### What this task involves:
Extract the listing in its entirety, keeping each line identical to the original.

### Stored records:
— Start —

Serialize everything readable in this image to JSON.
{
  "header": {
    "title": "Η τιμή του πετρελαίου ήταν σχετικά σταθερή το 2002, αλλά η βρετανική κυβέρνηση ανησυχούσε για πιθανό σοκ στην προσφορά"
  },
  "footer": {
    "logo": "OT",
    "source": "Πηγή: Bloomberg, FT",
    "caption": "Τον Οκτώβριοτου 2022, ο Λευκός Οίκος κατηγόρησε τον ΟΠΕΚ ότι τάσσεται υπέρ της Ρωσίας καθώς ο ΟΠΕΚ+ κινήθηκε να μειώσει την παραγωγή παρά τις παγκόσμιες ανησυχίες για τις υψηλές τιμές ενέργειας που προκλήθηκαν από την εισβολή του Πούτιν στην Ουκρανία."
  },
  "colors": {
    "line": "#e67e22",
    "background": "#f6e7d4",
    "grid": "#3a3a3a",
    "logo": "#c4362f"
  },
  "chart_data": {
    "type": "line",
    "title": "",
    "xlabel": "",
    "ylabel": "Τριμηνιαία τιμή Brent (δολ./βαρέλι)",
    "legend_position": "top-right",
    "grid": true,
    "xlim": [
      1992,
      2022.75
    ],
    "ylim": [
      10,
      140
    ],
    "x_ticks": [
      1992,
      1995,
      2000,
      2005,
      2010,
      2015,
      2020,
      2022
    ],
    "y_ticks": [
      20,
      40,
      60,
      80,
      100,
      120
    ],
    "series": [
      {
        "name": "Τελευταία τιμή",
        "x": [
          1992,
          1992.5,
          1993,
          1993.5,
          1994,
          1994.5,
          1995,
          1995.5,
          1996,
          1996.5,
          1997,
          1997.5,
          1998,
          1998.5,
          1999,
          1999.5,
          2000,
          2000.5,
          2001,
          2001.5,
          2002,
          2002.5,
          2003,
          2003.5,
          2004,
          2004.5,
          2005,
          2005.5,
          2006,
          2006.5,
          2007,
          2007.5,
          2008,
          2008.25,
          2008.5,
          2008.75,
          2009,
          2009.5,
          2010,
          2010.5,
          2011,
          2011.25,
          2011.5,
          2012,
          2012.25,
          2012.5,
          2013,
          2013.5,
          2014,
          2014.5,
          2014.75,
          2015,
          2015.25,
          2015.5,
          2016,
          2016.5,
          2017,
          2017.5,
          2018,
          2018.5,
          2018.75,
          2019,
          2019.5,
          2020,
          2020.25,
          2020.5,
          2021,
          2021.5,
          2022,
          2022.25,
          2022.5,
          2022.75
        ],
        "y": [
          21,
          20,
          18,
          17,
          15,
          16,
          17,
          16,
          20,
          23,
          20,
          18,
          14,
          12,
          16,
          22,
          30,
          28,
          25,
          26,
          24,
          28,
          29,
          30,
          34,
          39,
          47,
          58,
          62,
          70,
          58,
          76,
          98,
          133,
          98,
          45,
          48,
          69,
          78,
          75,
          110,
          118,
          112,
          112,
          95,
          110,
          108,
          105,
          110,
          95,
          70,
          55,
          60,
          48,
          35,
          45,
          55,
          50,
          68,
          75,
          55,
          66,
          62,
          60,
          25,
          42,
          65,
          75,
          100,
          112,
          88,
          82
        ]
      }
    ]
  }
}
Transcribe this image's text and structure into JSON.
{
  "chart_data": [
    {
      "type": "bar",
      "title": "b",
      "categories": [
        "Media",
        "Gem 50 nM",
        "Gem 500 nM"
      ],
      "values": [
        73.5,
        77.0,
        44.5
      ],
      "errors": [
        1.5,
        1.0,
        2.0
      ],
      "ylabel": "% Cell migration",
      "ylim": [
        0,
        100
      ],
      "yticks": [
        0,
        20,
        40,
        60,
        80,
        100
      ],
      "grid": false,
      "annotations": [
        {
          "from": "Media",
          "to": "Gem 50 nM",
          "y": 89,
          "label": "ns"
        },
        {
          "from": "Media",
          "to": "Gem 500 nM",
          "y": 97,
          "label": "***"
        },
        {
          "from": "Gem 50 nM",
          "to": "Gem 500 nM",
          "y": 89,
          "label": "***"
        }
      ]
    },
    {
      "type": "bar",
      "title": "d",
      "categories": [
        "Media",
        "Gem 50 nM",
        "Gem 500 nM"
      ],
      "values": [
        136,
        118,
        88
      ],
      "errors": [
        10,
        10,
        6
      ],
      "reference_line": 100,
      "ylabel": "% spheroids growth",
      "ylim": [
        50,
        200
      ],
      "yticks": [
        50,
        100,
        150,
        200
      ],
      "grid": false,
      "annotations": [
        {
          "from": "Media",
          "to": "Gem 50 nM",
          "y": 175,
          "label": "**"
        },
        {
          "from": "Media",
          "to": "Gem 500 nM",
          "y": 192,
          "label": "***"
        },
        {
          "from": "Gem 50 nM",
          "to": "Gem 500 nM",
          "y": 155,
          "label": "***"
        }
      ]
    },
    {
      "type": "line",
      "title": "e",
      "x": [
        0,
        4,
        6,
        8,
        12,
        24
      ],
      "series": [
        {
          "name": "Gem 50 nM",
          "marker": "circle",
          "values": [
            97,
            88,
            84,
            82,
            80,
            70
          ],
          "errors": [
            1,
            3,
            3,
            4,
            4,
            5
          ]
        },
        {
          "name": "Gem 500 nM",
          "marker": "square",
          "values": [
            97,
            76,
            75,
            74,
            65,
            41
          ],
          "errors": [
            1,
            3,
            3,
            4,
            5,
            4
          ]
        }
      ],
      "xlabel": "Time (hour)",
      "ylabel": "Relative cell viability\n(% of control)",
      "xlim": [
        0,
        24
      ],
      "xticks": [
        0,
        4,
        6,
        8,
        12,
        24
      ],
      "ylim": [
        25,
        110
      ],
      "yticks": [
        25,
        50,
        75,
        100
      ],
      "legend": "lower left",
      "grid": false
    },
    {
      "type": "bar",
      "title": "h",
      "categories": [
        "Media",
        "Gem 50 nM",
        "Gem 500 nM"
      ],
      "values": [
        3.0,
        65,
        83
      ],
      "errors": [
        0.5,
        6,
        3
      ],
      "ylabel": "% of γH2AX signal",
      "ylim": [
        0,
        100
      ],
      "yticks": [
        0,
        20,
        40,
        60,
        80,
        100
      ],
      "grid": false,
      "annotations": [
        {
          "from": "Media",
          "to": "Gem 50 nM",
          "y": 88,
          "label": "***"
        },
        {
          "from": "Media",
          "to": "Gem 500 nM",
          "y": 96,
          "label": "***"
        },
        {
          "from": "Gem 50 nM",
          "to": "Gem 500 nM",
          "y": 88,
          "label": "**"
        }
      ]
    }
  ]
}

— End —

### Task solution:
Serialize everything readable in this image to JSON.
{
  "header": {
    "title": "Η τιμή του πετρελαίου ήταν σχετικά σταθερή το 2002, αλλά η βρετανική κυβέρνηση ανησυχούσε για πιθανό σοκ στην προσφορά"
  },
  "footer": {
    "logo": "OT",
    "source": "Πηγή: Bloomberg, FT",
    "caption": "Τον Οκτώβριοτου 2022, ο Λευκός Οίκος κατηγόρησε τον ΟΠΕΚ ότι τάσσεται υπέρ της Ρωσίας καθώς ο ΟΠΕΚ+ κινήθηκε να μειώσει την παραγωγή παρά τις παγκόσμιες ανησυχίες για τις υψηλές τιμές ενέργειας που προκλήθηκαν από την εισβολή του Πούτιν στην Ουκρανία."
  },
  "colors": {
    "line": "#e67e22",
    "background": "#f6e7d4",
    "grid": "#3a3a3a",
    "logo": "#c4362f"
  },
  "chart_data": {
    "type": "line",
    "title": "",
    "xlabel": "",
    "ylabel": "Τριμηνιαία τιμή Brent (δολ./βαρέλι)",
    "legend_position": "top-right",
    "grid": true,
    "xlim": [
      1992,
      2022.75
    ],
    "ylim": [
      10,
      140
    ],
    "x_ticks": [
      1992,
      1995,
      2000,
      2005,
      2010,
      2015,
      2020,
      2022
    ],
    "y_ticks": [
      20,
      40,
      60,
      80,
      100,
      120
    ],
    "series": [
      {
        "name": "Τελευταία τιμή",
        "x": [
          1992,
          1992.5,
          1993,
          1993.5,
          1994,
          1994.5,
          1995,
          1995.5,
          1996,
          1996.5,
          1997,
          1997.5,
          1998,
          1998.5,
          1999,
          1999.5,
          2000,
          2000.5,
          2001,
          2001.5,
          2002,
          2002.5,
          2003,
          2003.5,
          2004,
          2004.5,
          2005,
          2005.5,
          2006,
          2006.5,
          2007,
          2007.5,
          2008,
          2008.25,
          2008.5,
          2008.75,
          2009,
          2009.5,
          2010,
          2010.5,
          2011,
          2011.25,
          2011.5,
          2012,
          2012.25,
          2012.5,
          2013,
          2013.5,
          2014,
          2014.5,
          2014.75,
          2015,
          2015.25,
          2015.5,
          2016,
          2016.5,
          2017,
          2017.5,
          2018,
          2018.5,
          2018.75,
          2019,
          2019.5,
          2020,
          2020.25,
          2020.5,
          2021,
          2021.5,
          2022,
          2022.25,
          2022.5,
          2022.75
        ],
        "y": [
          21,
          20,
          18,
          17,
          15,
          16,
          17,
          16,
          20,
          23,
          20,
          18,
          14,
          12,
          16,
          22,
          30,
          28,
          25,
          26,
          24,
          28,
          29,
          30,
          34,
          39,
          47,
          58,
          62,
          70,
          58,
          76,
          98,
          133,
          98,
          45,
          48,
          69,
          78,
          75,
          110,
          118,
          112,
          112,
          95,
          110,
          108,
          105,
          110,
          95,
          70,
          55,
          60,
          48,
          35,
          45,
          55,
          50,
          68,
          75,
          55,
          66,
          62,
          60,
          25,
          42,
          65,
          75,
          100,
          112,
          88,
          82
        ]
      }
    ]
  }
}
Transcribe this image's text and structure into JSON.
{
  "chart_data": [
    {
      "type": "bar",
      "title": "b",
      "categories": [
        "Media",
        "Gem 50 nM",
        "Gem 500 nM"
      ],
      "values": [
        73.5,
        77.0,
        44.5
      ],
      "errors": [
        1.5,
        1.0,
        2.0
      ],
      "ylabel": "% Cell migration",
      "ylim": [
        0,
        100
      ],
      "yticks": [
        0,
        20,
        40,
        60,
        80,
        100
      ],
      "grid": false,
      "annotations": [
        {
          "from": "Media",
          "to": "Gem 50 nM",
          "y": 89,
          "label": "ns"
        },
        {
          "from": "Media",
          "to": "Gem 500 nM",
          "y": 97,
          "label": "***"
        },
        {
          "from": "Gem 50 nM",
          "to": "Gem 500 nM",
          "y": 89,
          "label": "***"
        }
      ]
    },
    {
      "type": "bar",
      "title": "d",
      "categories": [
        "Media",
        "Gem 50 nM",
        "Gem 500 nM"
      ],
      "values": [
        136,
        118,
        88
      ],
      "errors": [
        10,
        10,
        6
      ],
      "reference_line": 100,
      "ylabel": "% spheroids growth",
      "ylim": [
        50,
        200
      ],
      "yticks": [
        50,
        100,
        150,
        200
      ],
      "grid": false,
      "annotations": [
        {
          "from": "Media",
          "to": "Gem 50 nM",
          "y": 175,
          "label": "**"
        },
        {
          "from": "Media",
          "to": "Gem 500 nM",
          "y": 192,
          "label": "***"
        },
        {
          "from": "Gem 50 nM",
          "to": "Gem 500 nM",
          "y": 155,
          "label": "***"
        }
      ]
    },
    {
      "type": "line",
      "title": "e",
      "x": [
        0,
        4,
        6,
        8,
        12,
        24
      ],
      "series": [
        {
          "name": "Gem 50 nM",
          "marker": "circle",
          "values": [
            97,
            88,
            84,
            82,
            80,
            70
          ],
          "errors": [
            1,
            3,
            3,
            4,
            4,
            5
          ]
        },
        {
          "name": "Gem 500 nM",
          "marker": "square",
          "values": [
            97,
            76,
            75,
            74,
            65,
            41
          ],
          "errors": [
            1,
            3,
            3,
            4,
            5,
            4
          ]
        }
      ],
      "xlabel": "Time (hour)",
      "ylabel": "Relative cell viability\n(% of control)",
      "xlim": [
        0,
        24
      ],
      "xticks": [
        0,
        4,
        6,
        8,
        12,
        24
      ],
      "ylim": [
        25,
        110
      ],
      "yticks": [
        25,
        50,
        75,
        100
      ],
      "legend": "lower left",
      "grid": false
    },
    {
      "type": "bar",
      "title": "h",
      "categories": [
        "Media",
        "Gem 50 nM",
        "Gem 500 nM"
      ],
      "values": [
        3.0,
        65,
        83
      ],
      "errors": [
        0.5,
        6,
        3
      ],
      "ylabel": "% of γH2AX signal",
      "ylim": [
        0,
        100
      ],
      "yticks": [
        0,
        20,
        40,
        60,
        80,
        100
      ],
      "grid": false,
      "annotations": [
        {
          "from": "Media",
          "to": "Gem 50 nM",
          "y": 88,
          "label": "***"
        },
        {
          "from": "Media",
          "to": "Gem 500 nM",
          "y": 96,
          "label": "***"
        },
        {
          "from": "Gem 50 nM",
          "to": "Gem 500 nM",
          "y": 88,
          "label": "**"
        }
      ]
    }
  ]
}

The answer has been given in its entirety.